INFORMATION GIVEN >>
● ● ●
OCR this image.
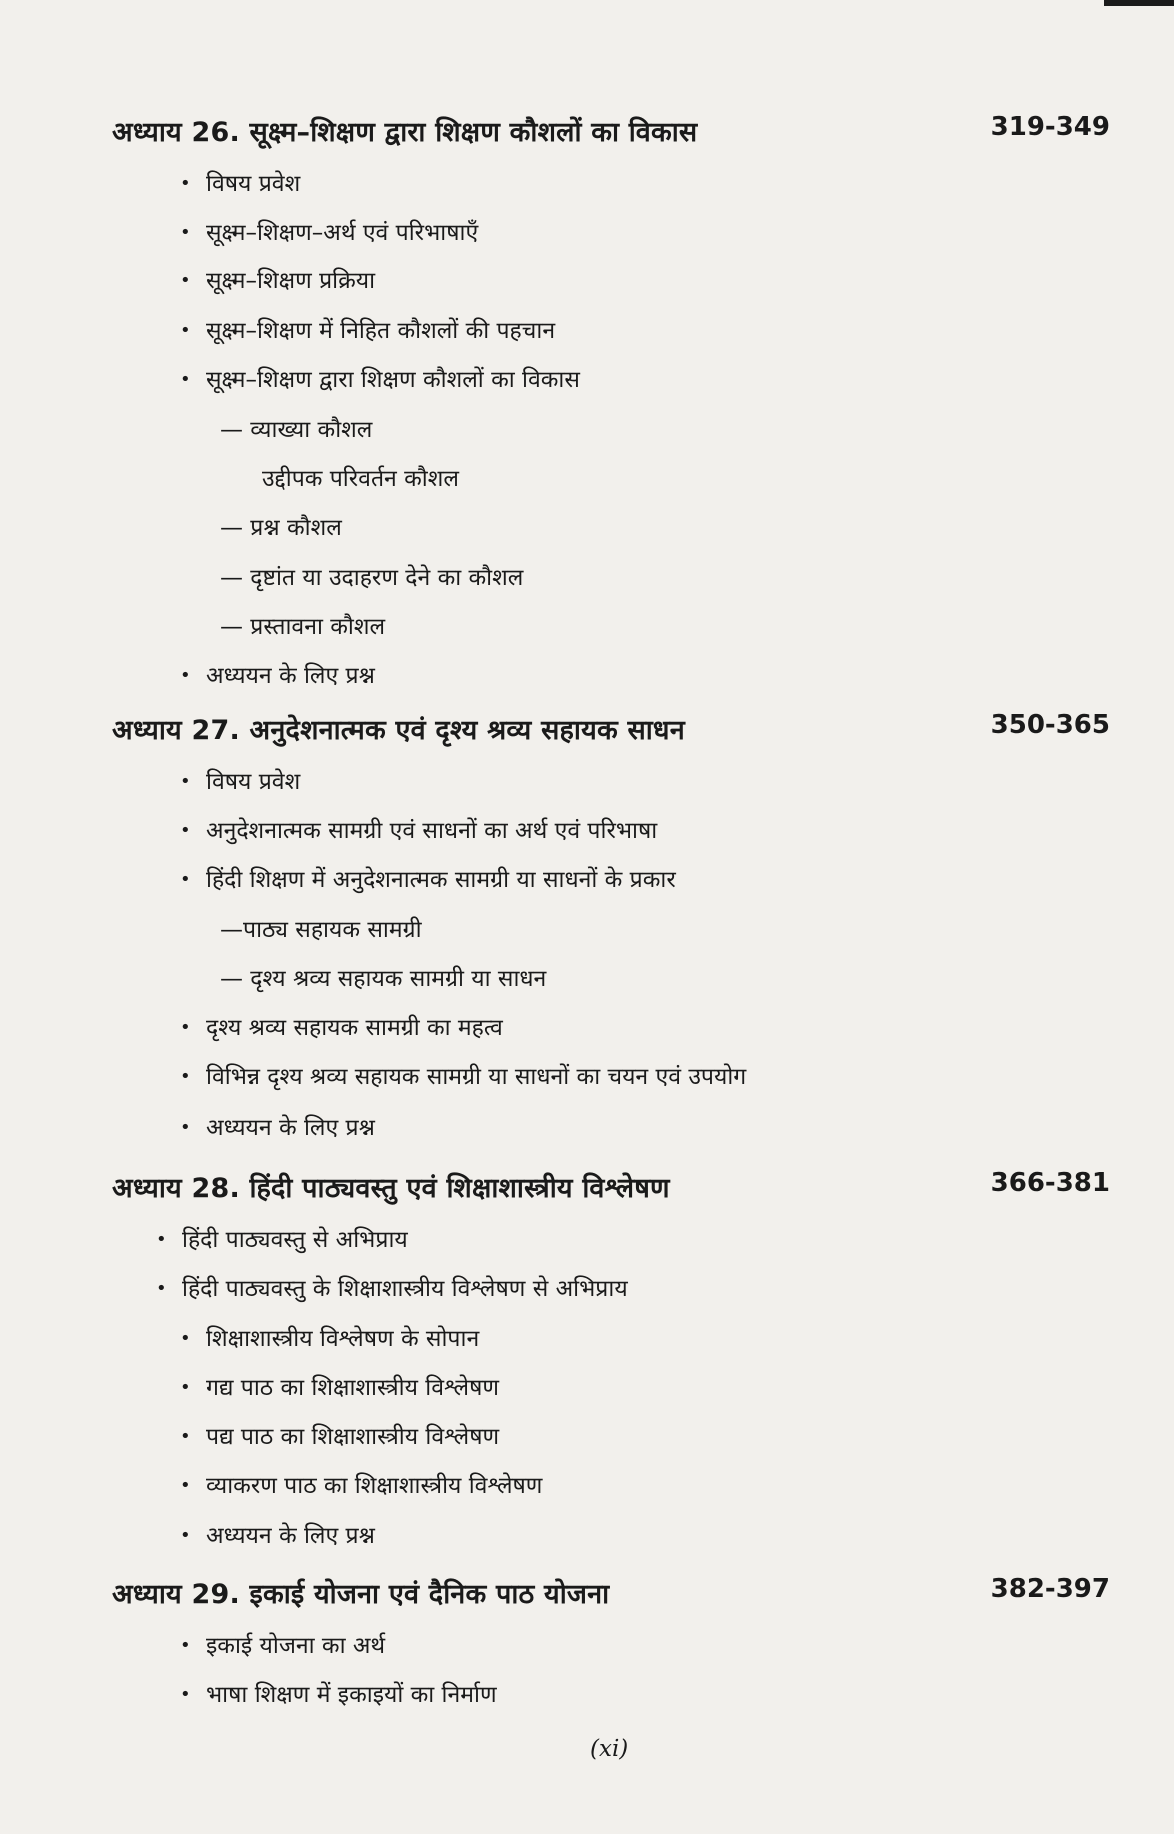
अध्याय 26. सूक्ष्म–शिक्षण द्वारा शिक्षण कौशलों का विकास	319-349
• विषय प्रवेश
• सूक्ष्म–शिक्षण–अर्थ एवं परिभाषाएँ
• सूक्ष्म–शिक्षण प्रक्रिया
• सूक्ष्म–शिक्षण में निहित कौशलों की पहचान
• सूक्ष्म–शिक्षण द्वारा शिक्षण कौशलों का विकास
— व्याख्या कौशल
उद्दीपक परिवर्तन कौशल
— प्रश्न कौशल
— दृष्टांत या उदाहरण देने का कौशल
— प्रस्तावना कौशल
• अध्ययन के लिए प्रश्न
अध्याय 27. अनुदेशनात्मक एवं दृश्य श्रव्य सहायक साधन	350-365
• विषय प्रवेश
• अनुदेशनात्मक सामग्री एवं साधनों का अर्थ एवं परिभाषा
• हिंदी शिक्षण में अनुदेशनात्मक सामग्री या साधनों के प्रकार
—पाठ्य सहायक सामग्री
— दृश्य श्रव्य सहायक सामग्री या साधन
• दृश्य श्रव्य सहायक सामग्री का महत्व
• विभिन्न दृश्य श्रव्य सहायक सामग्री या साधनों का चयन एवं उपयोग
• अध्ययन के लिए प्रश्न
अध्याय 28. हिंदी पाठ्यवस्तु एवं शिक्षाशास्त्रीय विश्लेषण	366-381
• हिंदी पाठ्यवस्तु से अभिप्राय
• हिंदी पाठ्यवस्तु के शिक्षाशास्त्रीय विश्लेषण से अभिप्राय
• शिक्षाशास्त्रीय विश्लेषण के सोपान
• गद्य पाठ का शिक्षाशास्त्रीय विश्लेषण
• पद्य पाठ का शिक्षाशास्त्रीय विश्लेषण
• व्याकरण पाठ का शिक्षाशास्त्रीय विश्लेषण
• अध्ययन के लिए प्रश्न
अध्याय 29. इकाई योजना एवं दैनिक पाठ योजना	382-397
• इकाई योजना का अर्थ
• भाषा शिक्षण में इकाइयों का निर्माण
(xi)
● ● ●
The entries above are to be returned exactly, without their pictures.

OCR this image.
अध्याय 26. सूक्ष्म–शिक्षण द्वारा शिक्षण कौशलों का विकास	319-349
• विषय प्रवेश
• सूक्ष्म–शिक्षण–अर्थ एवं परिभाषाएँ
• सूक्ष्म–शिक्षण प्रक्रिया
• सूक्ष्म–शिक्षण में निहित कौशलों की पहचान
• सूक्ष्म–शिक्षण द्वारा शिक्षण कौशलों का विकास
— व्याख्या कौशल
उद्दीपक परिवर्तन कौशल
— प्रश्न कौशल
— दृष्टांत या उदाहरण देने का कौशल
— प्रस्तावना कौशल
• अध्ययन के लिए प्रश्न
अध्याय 27. अनुदेशनात्मक एवं दृश्य श्रव्य सहायक साधन	350-365
• विषय प्रवेश
• अनुदेशनात्मक सामग्री एवं साधनों का अर्थ एवं परिभाषा
• हिंदी शिक्षण में अनुदेशनात्मक सामग्री या साधनों के प्रकार
—पाठ्य सहायक सामग्री
— दृश्य श्रव्य सहायक सामग्री या साधन
• दृश्य श्रव्य सहायक सामग्री का महत्व
• विभिन्न दृश्य श्रव्य सहायक सामग्री या साधनों का चयन एवं उपयोग
• अध्ययन के लिए प्रश्न
अध्याय 28. हिंदी पाठ्यवस्तु एवं शिक्षाशास्त्रीय विश्लेषण	366-381
• हिंदी पाठ्यवस्तु से अभिप्राय
• हिंदी पाठ्यवस्तु के शिक्षाशास्त्रीय विश्लेषण से अभिप्राय
• शिक्षाशास्त्रीय विश्लेषण के सोपान
• गद्य पाठ का शिक्षाशास्त्रीय विश्लेषण
• पद्य पाठ का शिक्षाशास्त्रीय विश्लेषण
• व्याकरण पाठ का शिक्षाशास्त्रीय विश्लेषण
• अध्ययन के लिए प्रश्न
अध्याय 29. इकाई योजना एवं दैनिक पाठ योजना	382-397
• इकाई योजना का अर्थ
• भाषा शिक्षण में इकाइयों का निर्माण
(xi)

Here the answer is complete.